**Request:**
Quote the entries word for word. Omit the pictures.

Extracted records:
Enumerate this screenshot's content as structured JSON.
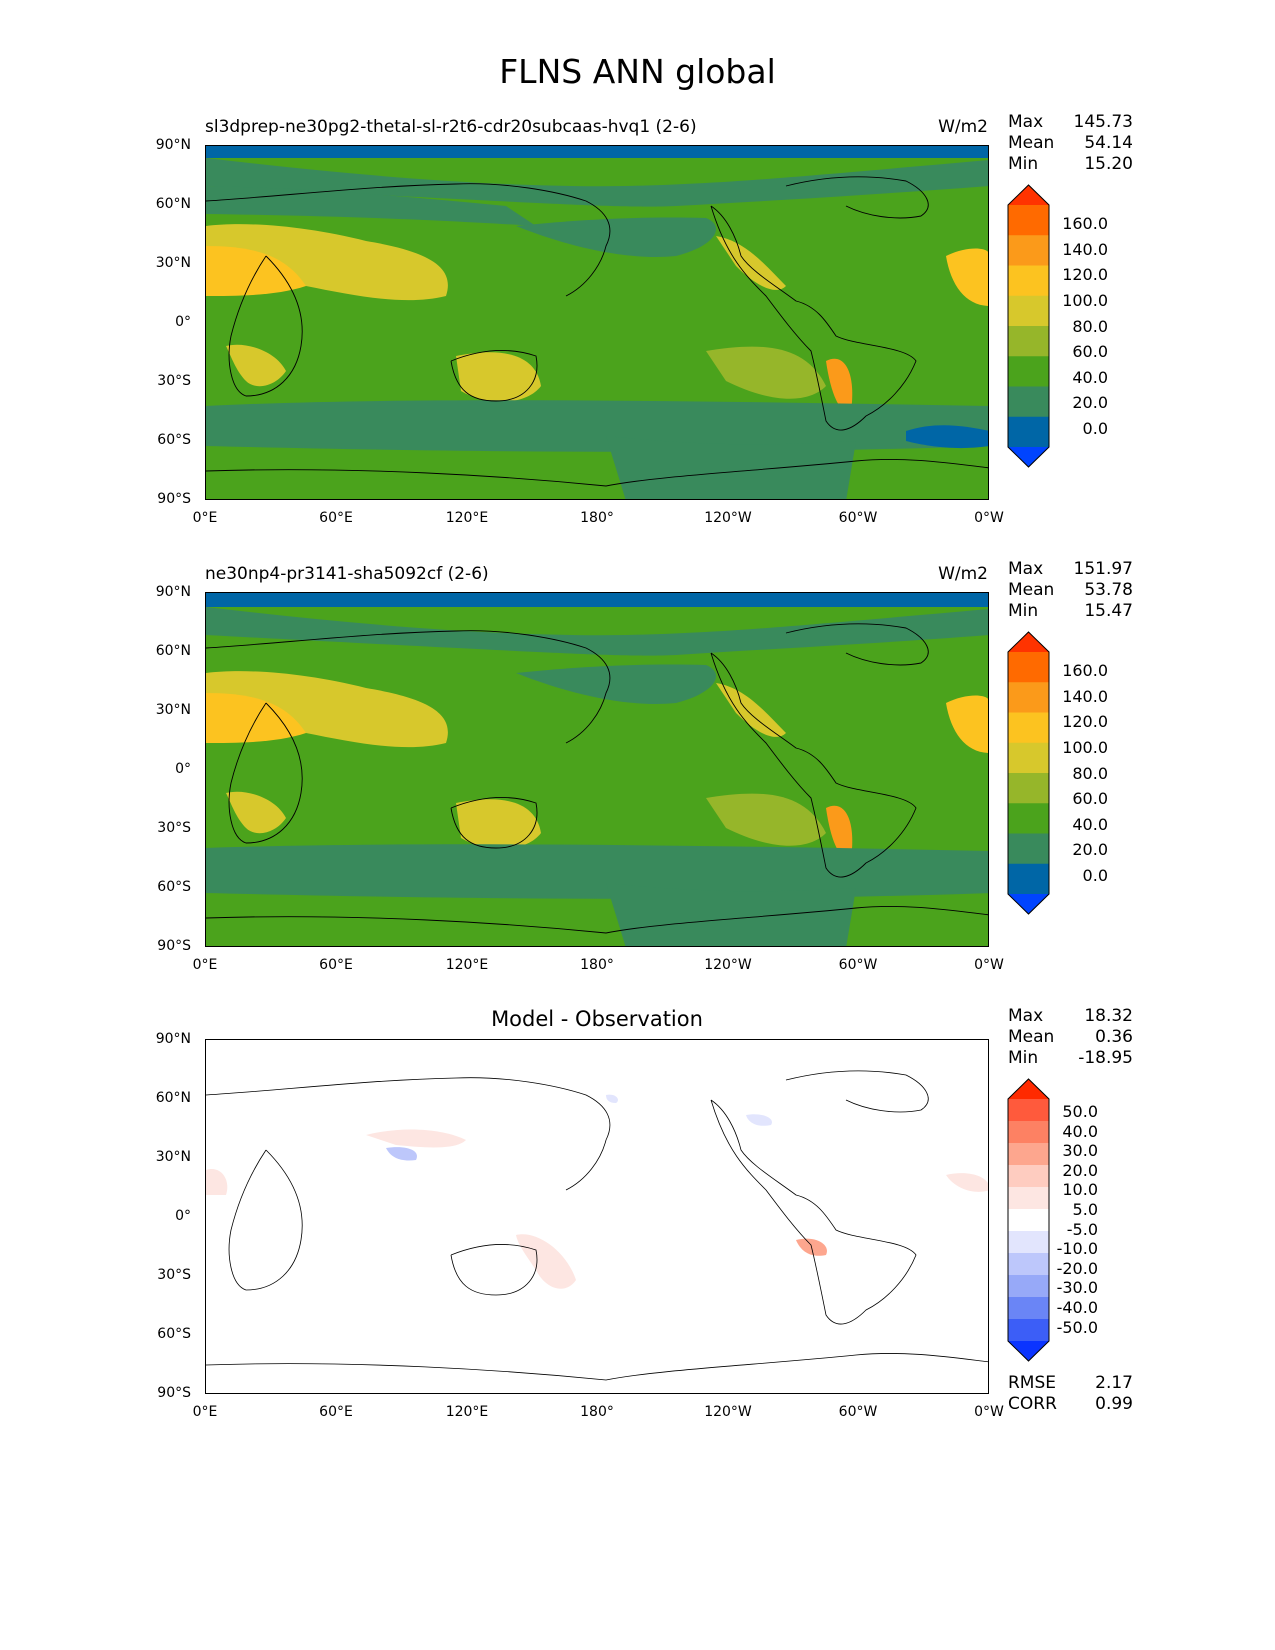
{
  "figure": {
    "title": "FLNS ANN global"
  },
  "axis_ticks": {
    "y": [
      "90°N",
      "60°N",
      "30°N",
      "0°",
      "30°S",
      "60°S",
      "90°S"
    ],
    "x": [
      "0°E",
      "60°E",
      "120°E",
      "180°",
      "120°W",
      "60°W",
      "0°W"
    ]
  },
  "panels": [
    {
      "title": "sl3dprep-ne30pg2-thetal-sl-r2t6-cdr20subcaas-hvq1 (2-6)",
      "units": "W/m2",
      "stats": [
        {
          "k": "Max",
          "v": "145.73"
        },
        {
          "k": "Mean",
          "v": "54.14"
        },
        {
          "k": "Min",
          "v": "15.20"
        }
      ],
      "colorbar_labels": [
        "160.0",
        "140.0",
        "120.0",
        "100.0",
        "80.0",
        "60.0",
        "40.0",
        "20.0",
        "0.0"
      ],
      "colorbar_colors": [
        "#ff3300",
        "#ff6a00",
        "#fb9a1a",
        "#fcc320",
        "#d7c82c",
        "#96b62a",
        "#4ba31c",
        "#398a5c",
        "#0066a6",
        "#0044ff"
      ]
    },
    {
      "title": "ne30np4-pr3141-sha5092cf (2-6)",
      "units": "W/m2",
      "stats": [
        {
          "k": "Max",
          "v": "151.97"
        },
        {
          "k": "Mean",
          "v": "53.78"
        },
        {
          "k": "Min",
          "v": "15.47"
        }
      ],
      "colorbar_labels": [
        "160.0",
        "140.0",
        "120.0",
        "100.0",
        "80.0",
        "60.0",
        "40.0",
        "20.0",
        "0.0"
      ],
      "colorbar_colors": [
        "#ff3300",
        "#ff6a00",
        "#fb9a1a",
        "#fcc320",
        "#d7c82c",
        "#96b62a",
        "#4ba31c",
        "#398a5c",
        "#0066a6",
        "#0044ff"
      ]
    },
    {
      "title": "Model - Observation",
      "units": "",
      "stats": [
        {
          "k": "Max",
          "v": "18.32"
        },
        {
          "k": "Mean",
          "v": "0.36"
        },
        {
          "k": "Min",
          "v": "-18.95"
        }
      ],
      "colorbar_labels": [
        "50.0",
        "40.0",
        "30.0",
        "20.0",
        "10.0",
        "5.0",
        "-5.0",
        "-10.0",
        "-20.0",
        "-30.0",
        "-40.0",
        "-50.0"
      ],
      "colorbar_colors": [
        "#ff2a00",
        "#ff5a3c",
        "#fd8163",
        "#fda68e",
        "#feccc0",
        "#fde6e2",
        "#ffffff",
        "#e2e5fd",
        "#bdc7fb",
        "#97a9f8",
        "#6a85f6",
        "#3c5ef7",
        "#0b34ff"
      ],
      "footer_stats": [
        {
          "k": "RMSE",
          "v": "2.17"
        },
        {
          "k": "CORR",
          "v": "0.99"
        }
      ]
    }
  ],
  "chart_data": [
    {
      "type": "heatmap",
      "title": "sl3dprep-ne30pg2-thetal-sl-r2t6-cdr20subcaas-hvq1 (2-6)",
      "units": "W/m2",
      "xlim": [
        0,
        360
      ],
      "ylim": [
        -90,
        90
      ],
      "levels": [
        0,
        20,
        40,
        60,
        80,
        100,
        120,
        140,
        160
      ],
      "colorbar_extend": "both",
      "max": 145.73,
      "mean": 54.14,
      "min": 15.2
    },
    {
      "type": "heatmap",
      "title": "ne30np4-pr3141-sha5092cf (2-6)",
      "units": "W/m2",
      "xlim": [
        0,
        360
      ],
      "ylim": [
        -90,
        90
      ],
      "levels": [
        0,
        20,
        40,
        60,
        80,
        100,
        120,
        140,
        160
      ],
      "colorbar_extend": "both",
      "max": 151.97,
      "mean": 53.78,
      "min": 15.47
    },
    {
      "type": "heatmap",
      "title": "Model - Observation",
      "xlim": [
        0,
        360
      ],
      "ylim": [
        -90,
        90
      ],
      "levels": [
        -50,
        -40,
        -30,
        -20,
        -10,
        -5,
        5,
        10,
        20,
        30,
        40,
        50
      ],
      "colorbar_extend": "both",
      "max": 18.32,
      "mean": 0.36,
      "min": -18.95,
      "rmse": 2.17,
      "corr": 0.99
    }
  ]
}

**Written response:**
Enumerate this screenshot's content as structured JSON.
{
  "figure": {
    "title": "FLNS ANN global"
  },
  "axis_ticks": {
    "y": [
      "90°N",
      "60°N",
      "30°N",
      "0°",
      "30°S",
      "60°S",
      "90°S"
    ],
    "x": [
      "0°E",
      "60°E",
      "120°E",
      "180°",
      "120°W",
      "60°W",
      "0°W"
    ]
  },
  "panels": [
    {
      "title": "sl3dprep-ne30pg2-thetal-sl-r2t6-cdr20subcaas-hvq1 (2-6)",
      "units": "W/m2",
      "stats": [
        {
          "k": "Max",
          "v": "145.73"
        },
        {
          "k": "Mean",
          "v": "54.14"
        },
        {
          "k": "Min",
          "v": "15.20"
        }
      ],
      "colorbar_labels": [
        "160.0",
        "140.0",
        "120.0",
        "100.0",
        "80.0",
        "60.0",
        "40.0",
        "20.0",
        "0.0"
      ],
      "colorbar_colors": [
        "#ff3300",
        "#ff6a00",
        "#fb9a1a",
        "#fcc320",
        "#d7c82c",
        "#96b62a",
        "#4ba31c",
        "#398a5c",
        "#0066a6",
        "#0044ff"
      ]
    },
    {
      "title": "ne30np4-pr3141-sha5092cf (2-6)",
      "units": "W/m2",
      "stats": [
        {
          "k": "Max",
          "v": "151.97"
        },
        {
          "k": "Mean",
          "v": "53.78"
        },
        {
          "k": "Min",
          "v": "15.47"
        }
      ],
      "colorbar_labels": [
        "160.0",
        "140.0",
        "120.0",
        "100.0",
        "80.0",
        "60.0",
        "40.0",
        "20.0",
        "0.0"
      ],
      "colorbar_colors": [
        "#ff3300",
        "#ff6a00",
        "#fb9a1a",
        "#fcc320",
        "#d7c82c",
        "#96b62a",
        "#4ba31c",
        "#398a5c",
        "#0066a6",
        "#0044ff"
      ]
    },
    {
      "title": "Model - Observation",
      "units": "",
      "stats": [
        {
          "k": "Max",
          "v": "18.32"
        },
        {
          "k": "Mean",
          "v": "0.36"
        },
        {
          "k": "Min",
          "v": "-18.95"
        }
      ],
      "colorbar_labels": [
        "50.0",
        "40.0",
        "30.0",
        "20.0",
        "10.0",
        "5.0",
        "-5.0",
        "-10.0",
        "-20.0",
        "-30.0",
        "-40.0",
        "-50.0"
      ],
      "colorbar_colors": [
        "#ff2a00",
        "#ff5a3c",
        "#fd8163",
        "#fda68e",
        "#feccc0",
        "#fde6e2",
        "#ffffff",
        "#e2e5fd",
        "#bdc7fb",
        "#97a9f8",
        "#6a85f6",
        "#3c5ef7",
        "#0b34ff"
      ],
      "footer_stats": [
        {
          "k": "RMSE",
          "v": "2.17"
        },
        {
          "k": "CORR",
          "v": "0.99"
        }
      ]
    }
  ],
  "chart_data": [
    {
      "type": "heatmap",
      "title": "sl3dprep-ne30pg2-thetal-sl-r2t6-cdr20subcaas-hvq1 (2-6)",
      "units": "W/m2",
      "xlim": [
        0,
        360
      ],
      "ylim": [
        -90,
        90
      ],
      "levels": [
        0,
        20,
        40,
        60,
        80,
        100,
        120,
        140,
        160
      ],
      "colorbar_extend": "both",
      "max": 145.73,
      "mean": 54.14,
      "min": 15.2
    },
    {
      "type": "heatmap",
      "title": "ne30np4-pr3141-sha5092cf (2-6)",
      "units": "W/m2",
      "xlim": [
        0,
        360
      ],
      "ylim": [
        -90,
        90
      ],
      "levels": [
        0,
        20,
        40,
        60,
        80,
        100,
        120,
        140,
        160
      ],
      "colorbar_extend": "both",
      "max": 151.97,
      "mean": 53.78,
      "min": 15.47
    },
    {
      "type": "heatmap",
      "title": "Model - Observation",
      "xlim": [
        0,
        360
      ],
      "ylim": [
        -90,
        90
      ],
      "levels": [
        -50,
        -40,
        -30,
        -20,
        -10,
        -5,
        5,
        10,
        20,
        30,
        40,
        50
      ],
      "colorbar_extend": "both",
      "max": 18.32,
      "mean": 0.36,
      "min": -18.95,
      "rmse": 2.17,
      "corr": 0.99
    }
  ]
}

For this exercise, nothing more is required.